SHORT EXERCISE:
Tally the lines that hold the word "耳骨夾式耳環" and reply with that figure only.

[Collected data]
<<<<

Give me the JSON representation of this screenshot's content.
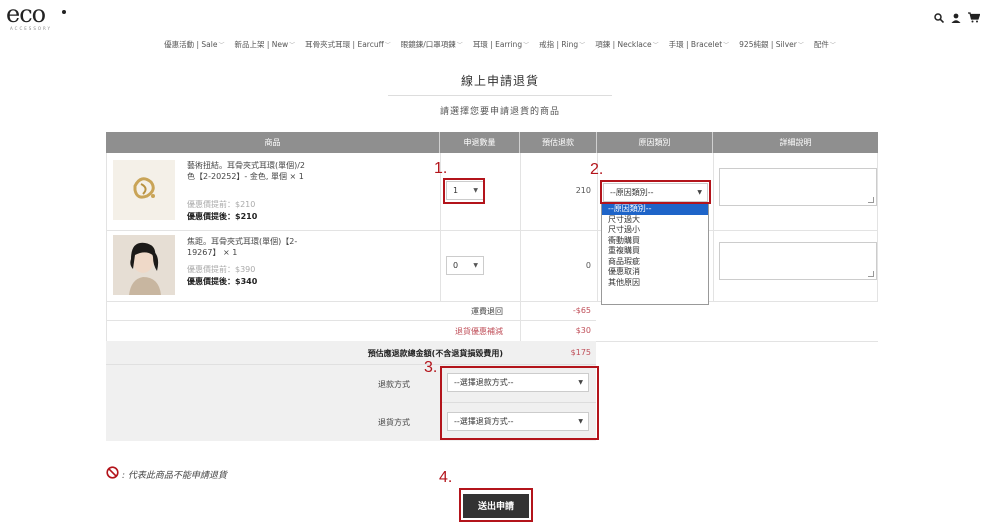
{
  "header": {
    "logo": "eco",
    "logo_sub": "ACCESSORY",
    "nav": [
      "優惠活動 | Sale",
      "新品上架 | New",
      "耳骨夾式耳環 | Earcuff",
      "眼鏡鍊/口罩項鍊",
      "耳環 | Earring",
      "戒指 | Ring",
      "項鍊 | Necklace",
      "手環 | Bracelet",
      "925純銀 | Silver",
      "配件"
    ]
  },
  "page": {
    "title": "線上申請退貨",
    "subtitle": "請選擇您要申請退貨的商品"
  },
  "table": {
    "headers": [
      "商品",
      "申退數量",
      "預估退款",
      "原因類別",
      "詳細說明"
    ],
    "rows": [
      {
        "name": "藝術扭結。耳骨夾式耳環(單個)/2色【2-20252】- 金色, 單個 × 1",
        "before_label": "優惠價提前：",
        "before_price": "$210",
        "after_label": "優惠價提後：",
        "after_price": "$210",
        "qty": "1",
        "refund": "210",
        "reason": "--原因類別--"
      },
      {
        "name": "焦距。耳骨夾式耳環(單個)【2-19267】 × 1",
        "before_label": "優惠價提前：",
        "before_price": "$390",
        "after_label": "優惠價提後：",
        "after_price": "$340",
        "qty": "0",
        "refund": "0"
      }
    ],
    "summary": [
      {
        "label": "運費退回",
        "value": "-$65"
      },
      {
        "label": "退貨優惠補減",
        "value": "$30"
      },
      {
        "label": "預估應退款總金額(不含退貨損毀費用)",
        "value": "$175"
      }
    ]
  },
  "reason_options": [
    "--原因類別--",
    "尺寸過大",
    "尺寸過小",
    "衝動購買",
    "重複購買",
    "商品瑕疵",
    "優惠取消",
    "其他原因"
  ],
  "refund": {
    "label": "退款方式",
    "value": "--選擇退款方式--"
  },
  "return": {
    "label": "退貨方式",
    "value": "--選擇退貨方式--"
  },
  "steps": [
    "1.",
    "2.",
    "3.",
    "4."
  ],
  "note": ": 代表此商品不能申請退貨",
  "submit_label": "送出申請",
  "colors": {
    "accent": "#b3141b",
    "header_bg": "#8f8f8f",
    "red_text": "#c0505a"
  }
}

>>>>
<<<<

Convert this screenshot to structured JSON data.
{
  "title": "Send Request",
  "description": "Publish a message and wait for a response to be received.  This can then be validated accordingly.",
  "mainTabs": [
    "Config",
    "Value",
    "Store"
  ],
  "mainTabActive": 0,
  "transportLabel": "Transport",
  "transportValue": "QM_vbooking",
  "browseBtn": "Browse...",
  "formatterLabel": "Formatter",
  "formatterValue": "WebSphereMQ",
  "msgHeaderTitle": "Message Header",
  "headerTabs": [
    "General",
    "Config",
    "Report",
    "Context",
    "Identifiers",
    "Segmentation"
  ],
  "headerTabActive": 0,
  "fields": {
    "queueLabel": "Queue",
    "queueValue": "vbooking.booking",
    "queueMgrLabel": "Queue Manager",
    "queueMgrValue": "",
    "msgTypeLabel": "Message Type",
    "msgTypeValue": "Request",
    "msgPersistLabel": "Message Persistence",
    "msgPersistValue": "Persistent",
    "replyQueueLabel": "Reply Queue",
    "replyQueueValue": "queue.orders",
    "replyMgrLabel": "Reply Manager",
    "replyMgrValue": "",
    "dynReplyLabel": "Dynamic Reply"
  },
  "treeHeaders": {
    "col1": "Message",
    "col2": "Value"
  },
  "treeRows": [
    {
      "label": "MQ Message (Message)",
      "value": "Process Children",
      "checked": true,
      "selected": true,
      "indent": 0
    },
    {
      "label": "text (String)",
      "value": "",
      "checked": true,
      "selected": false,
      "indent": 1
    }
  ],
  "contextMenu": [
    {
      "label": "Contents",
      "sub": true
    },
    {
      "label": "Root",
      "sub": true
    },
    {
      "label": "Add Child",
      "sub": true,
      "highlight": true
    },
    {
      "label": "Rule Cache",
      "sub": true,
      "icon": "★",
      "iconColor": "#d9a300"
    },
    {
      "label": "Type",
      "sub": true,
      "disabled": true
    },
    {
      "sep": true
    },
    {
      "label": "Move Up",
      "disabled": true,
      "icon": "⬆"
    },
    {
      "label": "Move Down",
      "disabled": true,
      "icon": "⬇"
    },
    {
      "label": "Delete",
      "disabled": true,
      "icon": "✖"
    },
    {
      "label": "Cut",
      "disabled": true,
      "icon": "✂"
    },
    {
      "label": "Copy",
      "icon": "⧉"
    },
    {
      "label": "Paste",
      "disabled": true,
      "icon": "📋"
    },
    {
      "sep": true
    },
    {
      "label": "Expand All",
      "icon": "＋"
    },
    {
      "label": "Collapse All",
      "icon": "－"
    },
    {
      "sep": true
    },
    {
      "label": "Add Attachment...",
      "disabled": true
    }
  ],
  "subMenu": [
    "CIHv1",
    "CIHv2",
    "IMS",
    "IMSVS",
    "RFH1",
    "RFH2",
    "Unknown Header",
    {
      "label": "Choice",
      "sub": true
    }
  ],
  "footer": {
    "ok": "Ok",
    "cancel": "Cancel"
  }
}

>>>>

WRITTEN ANSWER:
3